## BEGIN Data shown

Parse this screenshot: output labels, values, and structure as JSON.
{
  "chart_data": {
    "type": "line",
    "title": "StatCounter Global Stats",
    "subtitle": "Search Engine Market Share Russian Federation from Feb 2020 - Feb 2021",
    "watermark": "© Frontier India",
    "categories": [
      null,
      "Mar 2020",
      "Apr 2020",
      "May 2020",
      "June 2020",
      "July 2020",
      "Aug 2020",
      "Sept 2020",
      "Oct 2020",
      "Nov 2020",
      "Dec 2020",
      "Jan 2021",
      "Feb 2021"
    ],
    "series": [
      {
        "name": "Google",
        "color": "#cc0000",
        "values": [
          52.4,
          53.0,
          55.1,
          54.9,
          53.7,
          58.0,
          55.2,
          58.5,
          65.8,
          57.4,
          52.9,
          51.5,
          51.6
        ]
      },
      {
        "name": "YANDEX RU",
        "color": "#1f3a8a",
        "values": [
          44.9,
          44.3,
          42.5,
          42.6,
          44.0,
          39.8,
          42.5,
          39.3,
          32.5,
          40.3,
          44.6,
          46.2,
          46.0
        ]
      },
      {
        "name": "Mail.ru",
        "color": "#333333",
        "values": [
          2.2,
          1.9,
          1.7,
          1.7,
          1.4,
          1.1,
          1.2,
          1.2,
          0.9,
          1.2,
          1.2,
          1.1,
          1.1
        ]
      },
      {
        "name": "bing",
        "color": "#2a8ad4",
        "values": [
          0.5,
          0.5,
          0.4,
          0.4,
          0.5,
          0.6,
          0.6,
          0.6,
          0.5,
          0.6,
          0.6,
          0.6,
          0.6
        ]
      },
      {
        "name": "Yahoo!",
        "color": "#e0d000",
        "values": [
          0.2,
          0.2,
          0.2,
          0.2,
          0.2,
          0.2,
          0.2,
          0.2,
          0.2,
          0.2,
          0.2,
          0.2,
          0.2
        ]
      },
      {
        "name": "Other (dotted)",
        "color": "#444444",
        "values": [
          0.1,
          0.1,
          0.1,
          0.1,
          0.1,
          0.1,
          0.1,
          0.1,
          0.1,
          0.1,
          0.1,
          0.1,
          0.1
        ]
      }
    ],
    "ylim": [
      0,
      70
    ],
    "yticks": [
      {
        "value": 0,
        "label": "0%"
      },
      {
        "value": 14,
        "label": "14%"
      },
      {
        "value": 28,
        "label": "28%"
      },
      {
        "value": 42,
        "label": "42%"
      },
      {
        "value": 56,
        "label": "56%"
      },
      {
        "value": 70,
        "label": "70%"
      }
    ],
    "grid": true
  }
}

## END Data shown

• **Task to complete**
Report each line in the data that holds the word "name".

• **Solution**
        "name": "Google",
        "name": "YANDEX RU",
        "name": "Mail.ru",
        "name": "bing",
        "name": "Yahoo!",
        "name": "Other (dotted)",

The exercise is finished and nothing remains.